Record list:
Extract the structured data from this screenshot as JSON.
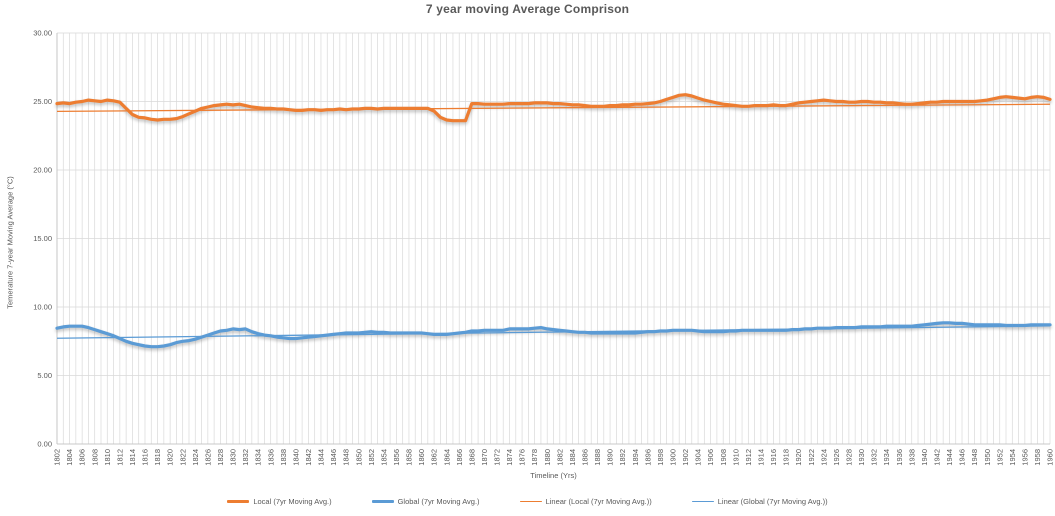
{
  "colors": {
    "local_series": "#ED7D31",
    "global_series": "#5B9BD5",
    "gridline": "#D9D9D9",
    "axis_line": "#BFBFBF",
    "text": "#595959"
  },
  "chart_data": {
    "type": "line",
    "title": "7 year moving Average Comprison",
    "xlabel": "Timeline (Yrs)",
    "ylabel": "Temerature 7-year Moving Average (°C)",
    "x_start": 1802,
    "x_end": 1960,
    "x_step": 1,
    "ylim": [
      0,
      30
    ],
    "ytick_step": 5,
    "y_ticks": [
      "0.00",
      "5.00",
      "10.00",
      "15.00",
      "20.00",
      "25.00",
      "30.00"
    ],
    "x_ticks": [
      "1802",
      "1804",
      "1806",
      "1808",
      "1810",
      "1812",
      "1814",
      "1816",
      "1818",
      "1820",
      "1822",
      "1824",
      "1826",
      "1828",
      "1830",
      "1832",
      "1834",
      "1836",
      "1838",
      "1840",
      "1842",
      "1844",
      "1846",
      "1848",
      "1850",
      "1852",
      "1854",
      "1856",
      "1858",
      "1860",
      "1862",
      "1864",
      "1866",
      "1868",
      "1870",
      "1872",
      "1874",
      "1876",
      "1878",
      "1880",
      "1882",
      "1884",
      "1886",
      "1888",
      "1890",
      "1892",
      "1894",
      "1896",
      "1898",
      "1900",
      "1902",
      "1904",
      "1906",
      "1908",
      "1910",
      "1912",
      "1914",
      "1916",
      "1918",
      "1920",
      "1922",
      "1924",
      "1926",
      "1928",
      "1930",
      "1932",
      "1934",
      "1936",
      "1938",
      "1940",
      "1942",
      "1944",
      "1946",
      "1948",
      "1950",
      "1952",
      "1954",
      "1956",
      "1958",
      "1960"
    ],
    "grid": true,
    "legend_position": "bottom",
    "series": [
      {
        "name": "Local (7yr Moving Avg.)",
        "color": "#ED7D31",
        "line_width": 3.2,
        "values": [
          24.85,
          24.9,
          24.85,
          24.95,
          25.0,
          25.1,
          25.05,
          25.0,
          25.1,
          25.05,
          24.95,
          24.5,
          24.05,
          23.85,
          23.8,
          23.7,
          23.65,
          23.7,
          23.7,
          23.75,
          23.9,
          24.1,
          24.3,
          24.5,
          24.6,
          24.7,
          24.75,
          24.8,
          24.75,
          24.8,
          24.7,
          24.6,
          24.55,
          24.5,
          24.5,
          24.45,
          24.45,
          24.4,
          24.35,
          24.35,
          24.4,
          24.4,
          24.35,
          24.4,
          24.4,
          24.45,
          24.4,
          24.45,
          24.45,
          24.5,
          24.5,
          24.45,
          24.5,
          24.5,
          24.5,
          24.5,
          24.5,
          24.5,
          24.5,
          24.5,
          24.3,
          23.85,
          23.65,
          23.6,
          23.6,
          23.6,
          24.85,
          24.85,
          24.8,
          24.8,
          24.8,
          24.8,
          24.85,
          24.85,
          24.85,
          24.85,
          24.9,
          24.9,
          24.9,
          24.85,
          24.85,
          24.8,
          24.75,
          24.75,
          24.7,
          24.65,
          24.65,
          24.65,
          24.7,
          24.7,
          24.75,
          24.75,
          24.8,
          24.8,
          24.85,
          24.9,
          25.0,
          25.15,
          25.3,
          25.45,
          25.5,
          25.4,
          25.25,
          25.1,
          25.0,
          24.9,
          24.8,
          24.75,
          24.7,
          24.65,
          24.65,
          24.7,
          24.7,
          24.7,
          24.75,
          24.7,
          24.7,
          24.8,
          24.9,
          24.95,
          25.0,
          25.05,
          25.1,
          25.05,
          25.0,
          25.0,
          24.95,
          24.95,
          25.0,
          25.0,
          24.95,
          24.95,
          24.9,
          24.9,
          24.85,
          24.8,
          24.8,
          24.85,
          24.9,
          24.95,
          24.95,
          25.0,
          25.0,
          25.0,
          25.0,
          25.0,
          25.0,
          25.05,
          25.1,
          25.2,
          25.3,
          25.35,
          25.3,
          25.25,
          25.2,
          25.3,
          25.35,
          25.3,
          25.15
        ]
      },
      {
        "name": "Global (7yr Moving Avg.)",
        "color": "#5B9BD5",
        "line_width": 3.2,
        "values": [
          8.45,
          8.55,
          8.6,
          8.6,
          8.6,
          8.5,
          8.35,
          8.2,
          8.05,
          7.9,
          7.7,
          7.5,
          7.35,
          7.25,
          7.15,
          7.1,
          7.1,
          7.15,
          7.25,
          7.4,
          7.5,
          7.55,
          7.65,
          7.8,
          7.95,
          8.1,
          8.25,
          8.3,
          8.4,
          8.35,
          8.4,
          8.2,
          8.05,
          7.95,
          7.9,
          7.8,
          7.75,
          7.7,
          7.7,
          7.75,
          7.8,
          7.85,
          7.9,
          7.95,
          8.0,
          8.05,
          8.1,
          8.1,
          8.1,
          8.15,
          8.2,
          8.15,
          8.15,
          8.1,
          8.1,
          8.1,
          8.1,
          8.1,
          8.1,
          8.05,
          8.0,
          8.0,
          8.0,
          8.05,
          8.1,
          8.15,
          8.25,
          8.25,
          8.3,
          8.3,
          8.3,
          8.3,
          8.4,
          8.4,
          8.4,
          8.4,
          8.45,
          8.5,
          8.4,
          8.35,
          8.3,
          8.25,
          8.2,
          8.15,
          8.15,
          8.1,
          8.1,
          8.1,
          8.1,
          8.1,
          8.1,
          8.1,
          8.1,
          8.15,
          8.2,
          8.2,
          8.25,
          8.25,
          8.3,
          8.3,
          8.3,
          8.3,
          8.25,
          8.2,
          8.2,
          8.2,
          8.2,
          8.25,
          8.25,
          8.3,
          8.3,
          8.3,
          8.3,
          8.3,
          8.3,
          8.3,
          8.3,
          8.35,
          8.35,
          8.4,
          8.4,
          8.45,
          8.45,
          8.45,
          8.5,
          8.5,
          8.5,
          8.5,
          8.55,
          8.55,
          8.55,
          8.55,
          8.6,
          8.6,
          8.6,
          8.6,
          8.6,
          8.65,
          8.7,
          8.75,
          8.8,
          8.85,
          8.85,
          8.8,
          8.8,
          8.75,
          8.7,
          8.7,
          8.7,
          8.7,
          8.7,
          8.65,
          8.65,
          8.65,
          8.65,
          8.7,
          8.7,
          8.7,
          8.7
        ]
      },
      {
        "name": "Linear (Local (7yr Moving Avg.))",
        "color": "#ED7D31",
        "line_width": 1.3,
        "trend": [
          24.28,
          24.8
        ]
      },
      {
        "name": "Linear (Global (7yr Moving Avg.))",
        "color": "#5B9BD5",
        "line_width": 1.3,
        "trend": [
          7.72,
          8.62
        ]
      }
    ]
  }
}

Stated task:
Output the records above exactly as they are, leaving out the pictures.

Exercise solution:
Extract the structured data from this screenshot as JSON.
{
  "colors": {
    "local_series": "#ED7D31",
    "global_series": "#5B9BD5",
    "gridline": "#D9D9D9",
    "axis_line": "#BFBFBF",
    "text": "#595959"
  },
  "chart_data": {
    "type": "line",
    "title": "7 year moving Average Comprison",
    "xlabel": "Timeline (Yrs)",
    "ylabel": "Temerature 7-year Moving Average (°C)",
    "x_start": 1802,
    "x_end": 1960,
    "x_step": 1,
    "ylim": [
      0,
      30
    ],
    "ytick_step": 5,
    "y_ticks": [
      "0.00",
      "5.00",
      "10.00",
      "15.00",
      "20.00",
      "25.00",
      "30.00"
    ],
    "x_ticks": [
      "1802",
      "1804",
      "1806",
      "1808",
      "1810",
      "1812",
      "1814",
      "1816",
      "1818",
      "1820",
      "1822",
      "1824",
      "1826",
      "1828",
      "1830",
      "1832",
      "1834",
      "1836",
      "1838",
      "1840",
      "1842",
      "1844",
      "1846",
      "1848",
      "1850",
      "1852",
      "1854",
      "1856",
      "1858",
      "1860",
      "1862",
      "1864",
      "1866",
      "1868",
      "1870",
      "1872",
      "1874",
      "1876",
      "1878",
      "1880",
      "1882",
      "1884",
      "1886",
      "1888",
      "1890",
      "1892",
      "1894",
      "1896",
      "1898",
      "1900",
      "1902",
      "1904",
      "1906",
      "1908",
      "1910",
      "1912",
      "1914",
      "1916",
      "1918",
      "1920",
      "1922",
      "1924",
      "1926",
      "1928",
      "1930",
      "1932",
      "1934",
      "1936",
      "1938",
      "1940",
      "1942",
      "1944",
      "1946",
      "1948",
      "1950",
      "1952",
      "1954",
      "1956",
      "1958",
      "1960"
    ],
    "grid": true,
    "legend_position": "bottom",
    "series": [
      {
        "name": "Local (7yr Moving Avg.)",
        "color": "#ED7D31",
        "line_width": 3.2,
        "values": [
          24.85,
          24.9,
          24.85,
          24.95,
          25.0,
          25.1,
          25.05,
          25.0,
          25.1,
          25.05,
          24.95,
          24.5,
          24.05,
          23.85,
          23.8,
          23.7,
          23.65,
          23.7,
          23.7,
          23.75,
          23.9,
          24.1,
          24.3,
          24.5,
          24.6,
          24.7,
          24.75,
          24.8,
          24.75,
          24.8,
          24.7,
          24.6,
          24.55,
          24.5,
          24.5,
          24.45,
          24.45,
          24.4,
          24.35,
          24.35,
          24.4,
          24.4,
          24.35,
          24.4,
          24.4,
          24.45,
          24.4,
          24.45,
          24.45,
          24.5,
          24.5,
          24.45,
          24.5,
          24.5,
          24.5,
          24.5,
          24.5,
          24.5,
          24.5,
          24.5,
          24.3,
          23.85,
          23.65,
          23.6,
          23.6,
          23.6,
          24.85,
          24.85,
          24.8,
          24.8,
          24.8,
          24.8,
          24.85,
          24.85,
          24.85,
          24.85,
          24.9,
          24.9,
          24.9,
          24.85,
          24.85,
          24.8,
          24.75,
          24.75,
          24.7,
          24.65,
          24.65,
          24.65,
          24.7,
          24.7,
          24.75,
          24.75,
          24.8,
          24.8,
          24.85,
          24.9,
          25.0,
          25.15,
          25.3,
          25.45,
          25.5,
          25.4,
          25.25,
          25.1,
          25.0,
          24.9,
          24.8,
          24.75,
          24.7,
          24.65,
          24.65,
          24.7,
          24.7,
          24.7,
          24.75,
          24.7,
          24.7,
          24.8,
          24.9,
          24.95,
          25.0,
          25.05,
          25.1,
          25.05,
          25.0,
          25.0,
          24.95,
          24.95,
          25.0,
          25.0,
          24.95,
          24.95,
          24.9,
          24.9,
          24.85,
          24.8,
          24.8,
          24.85,
          24.9,
          24.95,
          24.95,
          25.0,
          25.0,
          25.0,
          25.0,
          25.0,
          25.0,
          25.05,
          25.1,
          25.2,
          25.3,
          25.35,
          25.3,
          25.25,
          25.2,
          25.3,
          25.35,
          25.3,
          25.15
        ]
      },
      {
        "name": "Global (7yr Moving Avg.)",
        "color": "#5B9BD5",
        "line_width": 3.2,
        "values": [
          8.45,
          8.55,
          8.6,
          8.6,
          8.6,
          8.5,
          8.35,
          8.2,
          8.05,
          7.9,
          7.7,
          7.5,
          7.35,
          7.25,
          7.15,
          7.1,
          7.1,
          7.15,
          7.25,
          7.4,
          7.5,
          7.55,
          7.65,
          7.8,
          7.95,
          8.1,
          8.25,
          8.3,
          8.4,
          8.35,
          8.4,
          8.2,
          8.05,
          7.95,
          7.9,
          7.8,
          7.75,
          7.7,
          7.7,
          7.75,
          7.8,
          7.85,
          7.9,
          7.95,
          8.0,
          8.05,
          8.1,
          8.1,
          8.1,
          8.15,
          8.2,
          8.15,
          8.15,
          8.1,
          8.1,
          8.1,
          8.1,
          8.1,
          8.1,
          8.05,
          8.0,
          8.0,
          8.0,
          8.05,
          8.1,
          8.15,
          8.25,
          8.25,
          8.3,
          8.3,
          8.3,
          8.3,
          8.4,
          8.4,
          8.4,
          8.4,
          8.45,
          8.5,
          8.4,
          8.35,
          8.3,
          8.25,
          8.2,
          8.15,
          8.15,
          8.1,
          8.1,
          8.1,
          8.1,
          8.1,
          8.1,
          8.1,
          8.1,
          8.15,
          8.2,
          8.2,
          8.25,
          8.25,
          8.3,
          8.3,
          8.3,
          8.3,
          8.25,
          8.2,
          8.2,
          8.2,
          8.2,
          8.25,
          8.25,
          8.3,
          8.3,
          8.3,
          8.3,
          8.3,
          8.3,
          8.3,
          8.3,
          8.35,
          8.35,
          8.4,
          8.4,
          8.45,
          8.45,
          8.45,
          8.5,
          8.5,
          8.5,
          8.5,
          8.55,
          8.55,
          8.55,
          8.55,
          8.6,
          8.6,
          8.6,
          8.6,
          8.6,
          8.65,
          8.7,
          8.75,
          8.8,
          8.85,
          8.85,
          8.8,
          8.8,
          8.75,
          8.7,
          8.7,
          8.7,
          8.7,
          8.7,
          8.65,
          8.65,
          8.65,
          8.65,
          8.7,
          8.7,
          8.7,
          8.7
        ]
      },
      {
        "name": "Linear (Local (7yr Moving Avg.))",
        "color": "#ED7D31",
        "line_width": 1.3,
        "trend": [
          24.28,
          24.8
        ]
      },
      {
        "name": "Linear (Global (7yr Moving Avg.))",
        "color": "#5B9BD5",
        "line_width": 1.3,
        "trend": [
          7.72,
          8.62
        ]
      }
    ]
  }
}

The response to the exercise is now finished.